--- Begin Supplied entries ---

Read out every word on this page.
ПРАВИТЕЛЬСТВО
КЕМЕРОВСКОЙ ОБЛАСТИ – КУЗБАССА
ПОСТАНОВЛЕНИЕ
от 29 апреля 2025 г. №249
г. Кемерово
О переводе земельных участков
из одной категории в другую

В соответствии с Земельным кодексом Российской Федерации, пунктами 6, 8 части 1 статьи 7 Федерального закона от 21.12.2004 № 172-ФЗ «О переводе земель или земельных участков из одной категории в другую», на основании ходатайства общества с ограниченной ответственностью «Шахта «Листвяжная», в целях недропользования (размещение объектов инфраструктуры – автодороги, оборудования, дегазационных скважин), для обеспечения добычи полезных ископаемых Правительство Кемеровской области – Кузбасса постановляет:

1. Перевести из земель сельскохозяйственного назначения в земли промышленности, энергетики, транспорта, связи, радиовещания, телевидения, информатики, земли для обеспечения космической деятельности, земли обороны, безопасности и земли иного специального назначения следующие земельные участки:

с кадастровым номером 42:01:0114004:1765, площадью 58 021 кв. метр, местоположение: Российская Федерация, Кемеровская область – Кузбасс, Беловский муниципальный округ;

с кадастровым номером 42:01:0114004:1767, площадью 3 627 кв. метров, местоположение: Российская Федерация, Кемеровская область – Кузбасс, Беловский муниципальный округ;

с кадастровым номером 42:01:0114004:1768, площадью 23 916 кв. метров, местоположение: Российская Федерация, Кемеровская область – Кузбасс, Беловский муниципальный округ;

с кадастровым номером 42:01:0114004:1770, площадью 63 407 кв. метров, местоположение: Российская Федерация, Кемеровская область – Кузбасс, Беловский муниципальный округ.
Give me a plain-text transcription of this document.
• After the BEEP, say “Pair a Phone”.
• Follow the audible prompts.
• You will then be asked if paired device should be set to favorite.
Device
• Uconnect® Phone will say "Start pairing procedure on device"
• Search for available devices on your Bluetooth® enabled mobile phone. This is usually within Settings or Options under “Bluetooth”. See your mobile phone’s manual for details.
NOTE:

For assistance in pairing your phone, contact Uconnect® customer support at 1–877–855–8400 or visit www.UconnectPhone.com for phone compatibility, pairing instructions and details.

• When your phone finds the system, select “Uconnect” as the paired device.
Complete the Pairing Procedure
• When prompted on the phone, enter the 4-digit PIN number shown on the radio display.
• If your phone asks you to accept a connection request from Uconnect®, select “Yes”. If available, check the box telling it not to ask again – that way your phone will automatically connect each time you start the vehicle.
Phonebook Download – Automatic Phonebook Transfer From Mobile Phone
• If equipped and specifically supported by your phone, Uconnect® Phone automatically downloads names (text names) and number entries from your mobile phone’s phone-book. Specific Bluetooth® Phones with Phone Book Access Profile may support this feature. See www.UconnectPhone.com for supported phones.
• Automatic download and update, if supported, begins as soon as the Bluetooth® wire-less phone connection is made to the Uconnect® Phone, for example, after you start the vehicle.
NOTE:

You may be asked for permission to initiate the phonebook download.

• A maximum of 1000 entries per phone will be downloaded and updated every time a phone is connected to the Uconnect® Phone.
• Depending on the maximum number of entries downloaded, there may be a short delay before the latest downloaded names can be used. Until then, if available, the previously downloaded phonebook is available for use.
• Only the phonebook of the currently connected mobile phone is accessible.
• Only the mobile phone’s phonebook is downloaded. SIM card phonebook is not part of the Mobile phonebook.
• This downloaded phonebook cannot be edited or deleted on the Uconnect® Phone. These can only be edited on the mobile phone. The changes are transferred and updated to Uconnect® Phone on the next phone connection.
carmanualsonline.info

--- End Supplied entries ---

Repeat every line of the material exactly as given.

Read out every word on this page.
ПРАВИТЕЛЬСТВО
КЕМЕРОВСКОЙ ОБЛАСТИ – КУЗБАССА
ПОСТАНОВЛЕНИЕ
от 29 апреля 2025 г. №249
г. Кемерово
О переводе земельных участков
из одной категории в другую

В соответствии с Земельным кодексом Российской Федерации, пунктами 6, 8 части 1 статьи 7 Федерального закона от 21.12.2004 № 172-ФЗ «О переводе земель или земельных участков из одной категории в другую», на основании ходатайства общества с ограниченной ответственностью «Шахта «Листвяжная», в целях недропользования (размещение объектов инфраструктуры – автодороги, оборудования, дегазационных скважин), для обеспечения добычи полезных ископаемых Правительство Кемеровской области – Кузбасса постановляет:

1. Перевести из земель сельскохозяйственного назначения в земли промышленности, энергетики, транспорта, связи, радиовещания, телевидения, информатики, земли для обеспечения космической деятельности, земли обороны, безопасности и земли иного специального назначения следующие земельные участки:

с кадастровым номером 42:01:0114004:1765, площадью 58 021 кв. метр, местоположение: Российская Федерация, Кемеровская область – Кузбасс, Беловский муниципальный округ;

с кадастровым номером 42:01:0114004:1767, площадью 3 627 кв. метров, местоположение: Российская Федерация, Кемеровская область – Кузбасс, Беловский муниципальный округ;

с кадастровым номером 42:01:0114004:1768, площадью 23 916 кв. метров, местоположение: Российская Федерация, Кемеровская область – Кузбасс, Беловский муниципальный округ;

с кадастровым номером 42:01:0114004:1770, площадью 63 407 кв. метров, местоположение: Российская Федерация, Кемеровская область – Кузбасс, Беловский муниципальный округ.
Give me a plain-text transcription of this document.
• After the BEEP, say “Pair a Phone”.
• Follow the audible prompts.
• You will then be asked if paired device should be set to favorite.
Device
• Uconnect® Phone will say "Start pairing procedure on device"
• Search for available devices on your Bluetooth® enabled mobile phone. This is usually within Settings or Options under “Bluetooth”. See your mobile phone’s manual for details.
NOTE:

For assistance in pairing your phone, contact Uconnect® customer support at 1–877–855–8400 or visit www.UconnectPhone.com for phone compatibility, pairing instructions and details.

• When your phone finds the system, select “Uconnect” as the paired device.
Complete the Pairing Procedure
• When prompted on the phone, enter the 4-digit PIN number shown on the radio display.
• If your phone asks you to accept a connection request from Uconnect®, select “Yes”. If available, check the box telling it not to ask again – that way your phone will automatically connect each time you start the vehicle.
Phonebook Download – Automatic Phonebook Transfer From Mobile Phone
• If equipped and specifically supported by your phone, Uconnect® Phone automatically downloads names (text names) and number entries from your mobile phone’s phone-book. Specific Bluetooth® Phones with Phone Book Access Profile may support this feature. See www.UconnectPhone.com for supported phones.
• Automatic download and update, if supported, begins as soon as the Bluetooth® wire-less phone connection is made to the Uconnect® Phone, for example, after you start the vehicle.
NOTE:

You may be asked for permission to initiate the phonebook download.

• A maximum of 1000 entries per phone will be downloaded and updated every time a phone is connected to the Uconnect® Phone.
• Depending on the maximum number of entries downloaded, there may be a short delay before the latest downloaded names can be used. Until then, if available, the previously downloaded phonebook is available for use.
• Only the phonebook of the currently connected mobile phone is accessible.
• Only the mobile phone’s phonebook is downloaded. SIM card phonebook is not part of the Mobile phonebook.
• This downloaded phonebook cannot be edited or deleted on the Uconnect® Phone. These can only be edited on the mobile phone. The changes are transferred and updated to Uconnect® Phone on the next phone connection.
carmanualsonline.info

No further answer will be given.